Honduras
La Unión Cívica Democrática convocó este jueves a los hondureños a un plantón frente en la sede de la Organización de Naciones Unidas en Tegucigalpa, en protesta por la injerencia de gobiernos extranjeros en los asuntos internos de Honduras.
La actividad denominada "Si a la autodeterminación, no a la injerencia" dio inicio a las 10:00 AM con una multitudinaria participación ciudadana en las afueras de las oficinas de la ONU en la colonia Palmira de la capital hondureña.
Posteriormente, los ciudadanos se dirigieron a la Embajada de Brasil, sin embargo no pudieron pasar los cordones policiales que resguardan la zona y permanecieron algunos minutos en las cercanías de la sede diplomática; luego, se trasladaron a la Embajada de Estados Unidos, ubicada en la misma zona.
Cerca de 20 mil personas, distribuidas en aproximadamente ocho cuadras, que participaron en la marcha en pro de la paz y la democracia, gritaron consignas como: "Padre Tamayo, llevate ese caballo", "Lula, Lula, llevate esa mula" y "sacaremos ese buey de la embajada", como quedó registrado en la transmisión en vivo que hizo El Heraldo.hn
Los hondureños intentaban retomar este jueves sus actividades cotidianas, tras el levantamiento del toque de queda que regía desde el lunes, cuando el ex presidente Manuel Zelaya sorpresivamente retornó al país y se refugió en la legación de Brasil, exigiendo ser restituido en el poder.

============

**ACCIÓN REQUERIDA**
Según la noticia sobre Honduras, ¿con qué motivo convocó la Unión Cívica Democrática el plantón frente a la sede de la ONU en Tegucigalpa? Explícalo en una o dos oraciones.

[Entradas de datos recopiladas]
============

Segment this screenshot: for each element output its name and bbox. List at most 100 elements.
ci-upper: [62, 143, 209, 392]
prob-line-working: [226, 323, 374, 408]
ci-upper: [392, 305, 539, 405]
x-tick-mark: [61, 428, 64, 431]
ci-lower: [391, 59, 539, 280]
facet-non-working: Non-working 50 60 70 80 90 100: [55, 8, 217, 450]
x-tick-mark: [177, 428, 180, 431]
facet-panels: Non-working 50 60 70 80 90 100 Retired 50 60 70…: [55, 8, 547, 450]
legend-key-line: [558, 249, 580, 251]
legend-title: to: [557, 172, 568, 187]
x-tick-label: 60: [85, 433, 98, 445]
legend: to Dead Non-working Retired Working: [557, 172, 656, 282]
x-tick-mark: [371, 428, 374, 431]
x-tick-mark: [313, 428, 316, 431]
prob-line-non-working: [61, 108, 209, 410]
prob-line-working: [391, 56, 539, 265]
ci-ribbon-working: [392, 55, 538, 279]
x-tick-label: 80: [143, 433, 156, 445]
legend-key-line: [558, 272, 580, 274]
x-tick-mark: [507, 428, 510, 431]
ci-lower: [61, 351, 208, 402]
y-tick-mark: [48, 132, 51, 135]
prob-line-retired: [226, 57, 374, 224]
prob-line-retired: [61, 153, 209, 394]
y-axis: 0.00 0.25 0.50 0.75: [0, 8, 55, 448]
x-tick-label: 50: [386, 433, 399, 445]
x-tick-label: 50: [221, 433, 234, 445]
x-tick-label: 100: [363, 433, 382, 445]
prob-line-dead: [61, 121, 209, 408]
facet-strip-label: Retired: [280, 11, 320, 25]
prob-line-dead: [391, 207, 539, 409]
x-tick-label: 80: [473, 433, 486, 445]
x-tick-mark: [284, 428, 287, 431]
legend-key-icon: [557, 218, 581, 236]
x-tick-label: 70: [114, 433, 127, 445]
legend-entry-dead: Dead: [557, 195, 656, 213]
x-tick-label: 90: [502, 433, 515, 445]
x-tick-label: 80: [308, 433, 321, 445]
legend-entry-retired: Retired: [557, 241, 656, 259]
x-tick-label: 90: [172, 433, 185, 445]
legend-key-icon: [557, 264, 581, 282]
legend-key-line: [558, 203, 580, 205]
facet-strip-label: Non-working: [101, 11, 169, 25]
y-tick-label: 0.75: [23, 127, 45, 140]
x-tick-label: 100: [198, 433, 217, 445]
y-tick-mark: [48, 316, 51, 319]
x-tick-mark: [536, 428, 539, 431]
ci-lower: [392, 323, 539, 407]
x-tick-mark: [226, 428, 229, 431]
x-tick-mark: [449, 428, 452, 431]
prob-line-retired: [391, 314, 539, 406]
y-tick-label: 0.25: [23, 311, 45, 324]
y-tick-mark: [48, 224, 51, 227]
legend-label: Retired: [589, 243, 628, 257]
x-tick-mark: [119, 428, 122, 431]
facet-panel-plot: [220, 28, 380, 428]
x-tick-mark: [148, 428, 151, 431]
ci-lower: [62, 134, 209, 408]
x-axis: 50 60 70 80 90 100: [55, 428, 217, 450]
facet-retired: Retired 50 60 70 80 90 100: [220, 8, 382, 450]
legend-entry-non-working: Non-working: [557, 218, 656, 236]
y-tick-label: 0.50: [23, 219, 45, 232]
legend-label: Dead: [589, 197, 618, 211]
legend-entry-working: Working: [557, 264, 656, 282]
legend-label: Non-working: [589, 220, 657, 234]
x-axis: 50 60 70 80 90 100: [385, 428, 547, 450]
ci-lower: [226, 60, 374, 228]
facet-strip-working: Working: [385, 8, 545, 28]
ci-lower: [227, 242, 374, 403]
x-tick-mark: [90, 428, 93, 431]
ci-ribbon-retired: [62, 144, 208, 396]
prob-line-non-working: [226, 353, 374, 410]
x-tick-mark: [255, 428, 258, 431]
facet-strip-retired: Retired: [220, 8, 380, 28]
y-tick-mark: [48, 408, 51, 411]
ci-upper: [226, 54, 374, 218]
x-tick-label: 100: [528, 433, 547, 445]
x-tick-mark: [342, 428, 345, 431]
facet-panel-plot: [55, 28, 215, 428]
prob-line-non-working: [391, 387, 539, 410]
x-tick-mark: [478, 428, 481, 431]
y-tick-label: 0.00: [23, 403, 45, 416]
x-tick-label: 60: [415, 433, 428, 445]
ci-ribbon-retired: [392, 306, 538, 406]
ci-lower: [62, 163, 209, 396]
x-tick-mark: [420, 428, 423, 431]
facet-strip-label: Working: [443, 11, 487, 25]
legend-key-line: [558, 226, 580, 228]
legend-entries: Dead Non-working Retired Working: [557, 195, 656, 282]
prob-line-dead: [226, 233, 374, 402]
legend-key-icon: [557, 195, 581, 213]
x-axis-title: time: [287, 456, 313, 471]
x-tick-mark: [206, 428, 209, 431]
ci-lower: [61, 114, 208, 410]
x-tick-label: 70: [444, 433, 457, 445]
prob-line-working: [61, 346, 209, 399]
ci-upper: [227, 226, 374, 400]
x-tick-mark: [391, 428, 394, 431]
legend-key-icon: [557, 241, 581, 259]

============

**RESULTADO OBTENIDO**
La Unión Cívica Democrática convocó el plantón en protesta por la injerencia de gobiernos extranjeros en los asuntos internos de Honduras.